[Dataset rows]
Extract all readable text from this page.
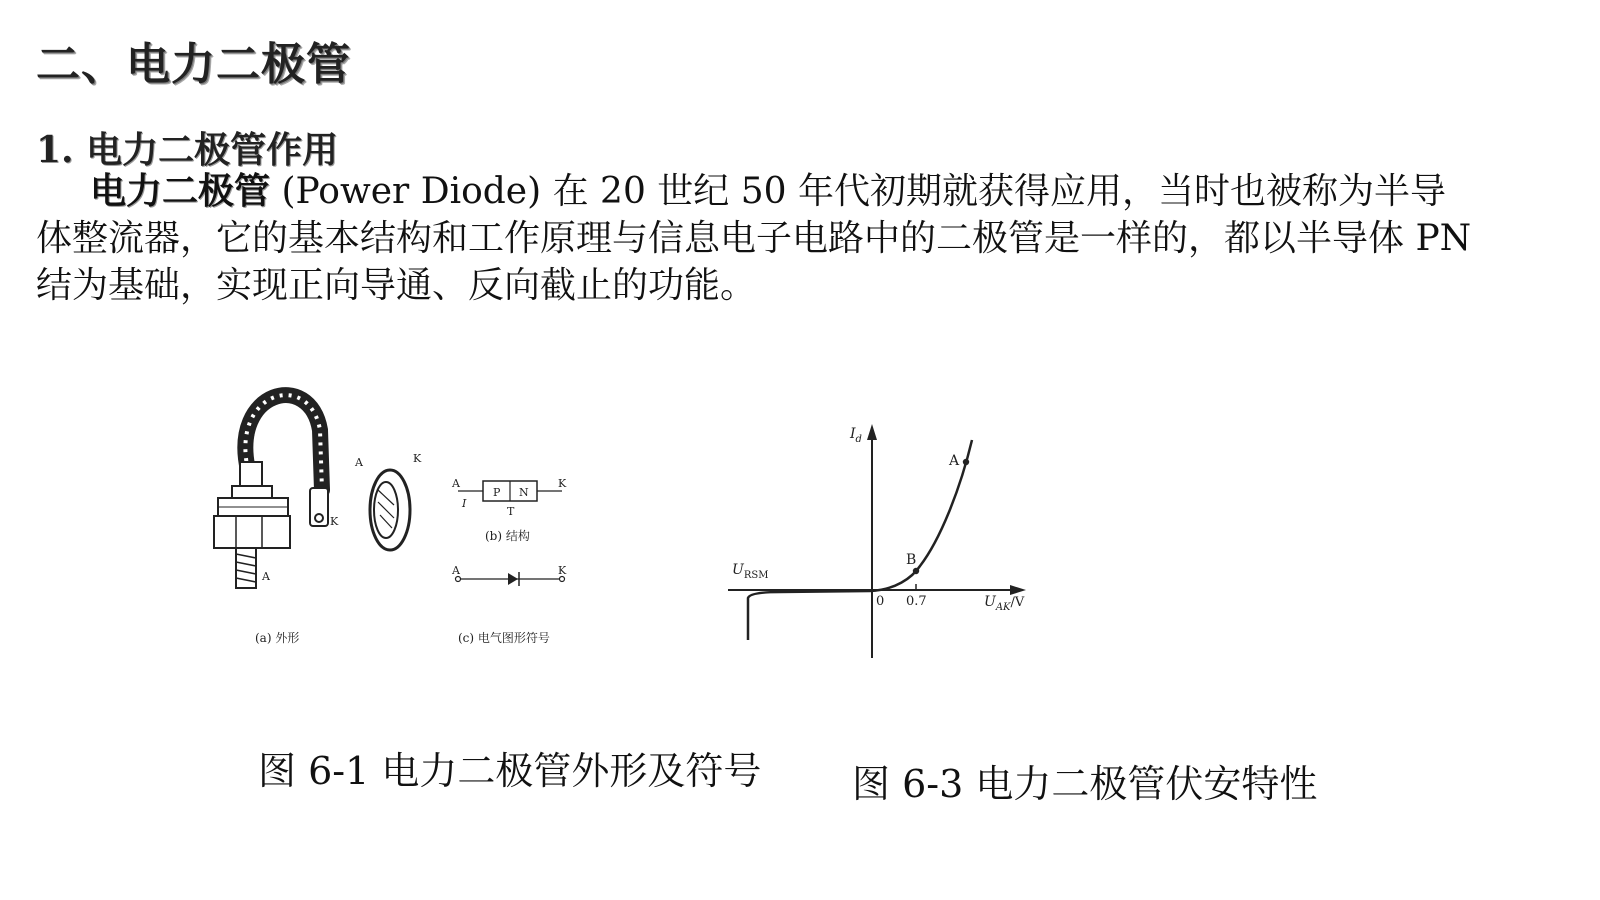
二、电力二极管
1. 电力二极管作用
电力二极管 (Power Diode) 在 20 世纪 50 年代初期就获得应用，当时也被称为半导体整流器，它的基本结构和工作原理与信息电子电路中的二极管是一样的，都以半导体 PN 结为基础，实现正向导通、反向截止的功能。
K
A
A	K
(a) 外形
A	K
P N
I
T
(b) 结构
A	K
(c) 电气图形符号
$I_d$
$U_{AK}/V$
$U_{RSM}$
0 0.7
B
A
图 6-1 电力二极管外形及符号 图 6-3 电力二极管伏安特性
---
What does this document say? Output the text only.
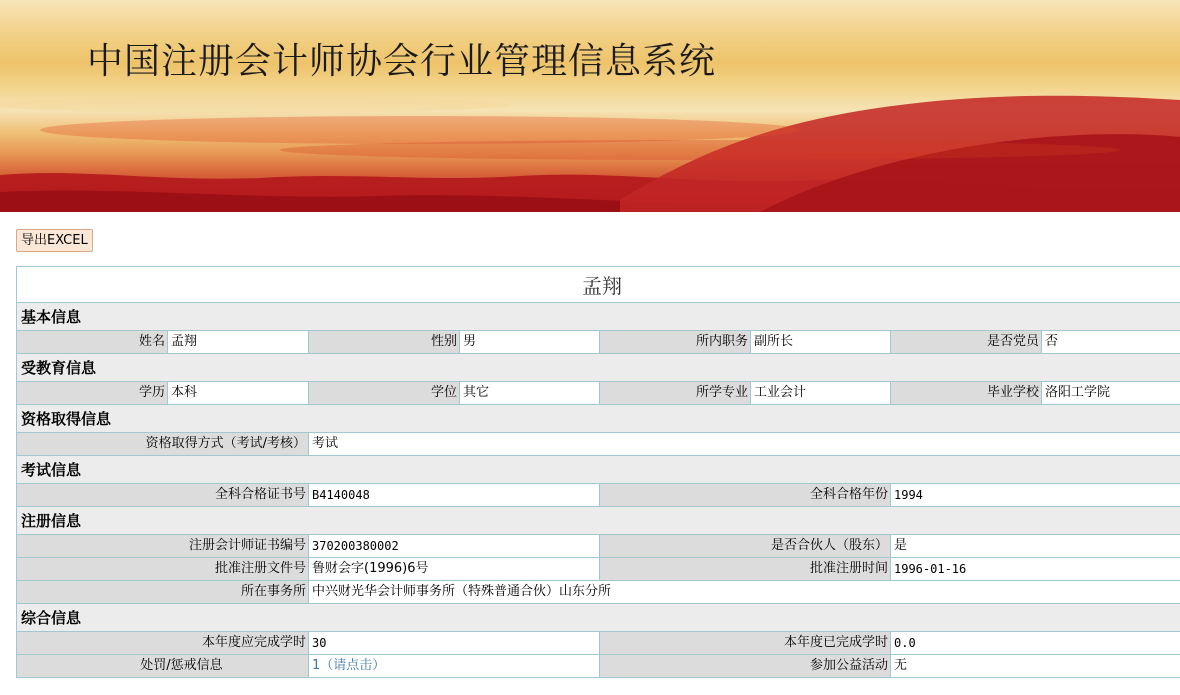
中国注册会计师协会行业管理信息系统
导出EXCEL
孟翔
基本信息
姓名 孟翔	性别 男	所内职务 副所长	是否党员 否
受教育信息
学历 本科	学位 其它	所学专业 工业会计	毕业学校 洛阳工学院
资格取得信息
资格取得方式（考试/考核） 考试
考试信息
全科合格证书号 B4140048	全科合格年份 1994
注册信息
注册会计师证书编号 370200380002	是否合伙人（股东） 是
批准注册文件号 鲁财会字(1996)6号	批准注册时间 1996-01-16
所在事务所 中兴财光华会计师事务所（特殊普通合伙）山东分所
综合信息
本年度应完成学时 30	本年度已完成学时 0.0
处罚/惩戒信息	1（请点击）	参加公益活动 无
...
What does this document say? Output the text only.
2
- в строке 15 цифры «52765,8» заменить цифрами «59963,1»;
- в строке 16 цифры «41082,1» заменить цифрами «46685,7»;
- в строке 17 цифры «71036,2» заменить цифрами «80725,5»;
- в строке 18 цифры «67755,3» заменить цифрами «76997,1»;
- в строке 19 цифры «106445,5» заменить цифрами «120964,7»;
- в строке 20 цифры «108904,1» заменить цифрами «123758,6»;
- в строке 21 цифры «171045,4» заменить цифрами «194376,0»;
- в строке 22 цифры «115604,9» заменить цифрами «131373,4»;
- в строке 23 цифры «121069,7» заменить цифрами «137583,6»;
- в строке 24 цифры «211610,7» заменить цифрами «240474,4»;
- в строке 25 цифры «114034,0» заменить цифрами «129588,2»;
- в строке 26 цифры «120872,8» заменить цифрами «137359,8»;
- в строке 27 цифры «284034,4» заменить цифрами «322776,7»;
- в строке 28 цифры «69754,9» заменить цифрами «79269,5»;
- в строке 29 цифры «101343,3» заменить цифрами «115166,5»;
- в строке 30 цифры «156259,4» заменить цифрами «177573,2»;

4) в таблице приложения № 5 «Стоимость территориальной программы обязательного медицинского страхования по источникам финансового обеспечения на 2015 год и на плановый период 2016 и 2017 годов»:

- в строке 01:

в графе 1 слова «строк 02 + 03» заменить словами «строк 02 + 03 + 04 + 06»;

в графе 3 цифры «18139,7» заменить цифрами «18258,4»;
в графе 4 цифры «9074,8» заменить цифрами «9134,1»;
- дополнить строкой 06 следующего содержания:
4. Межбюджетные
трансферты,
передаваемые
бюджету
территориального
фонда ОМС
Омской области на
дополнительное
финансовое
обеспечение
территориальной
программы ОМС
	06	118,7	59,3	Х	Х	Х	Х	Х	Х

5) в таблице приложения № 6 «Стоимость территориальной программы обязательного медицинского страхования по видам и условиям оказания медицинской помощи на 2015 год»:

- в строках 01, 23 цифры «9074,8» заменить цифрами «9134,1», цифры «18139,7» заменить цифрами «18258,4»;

Exercise instructions:
Write out every line of the data that holds the word "медицинского".

Solution to the problem:
4) в таблице приложения № 5 «Стоимость территориальной программы обязательного медицинского страхования по источникам финансового обеспечения на 2015 год и на плановый период 2016 и 2017 годов»:
5) в таблице приложения № 6 «Стоимость территориальной программы обязательного медицинского страхования по видам и условиям оказания медицинской помощи на 2015 год»:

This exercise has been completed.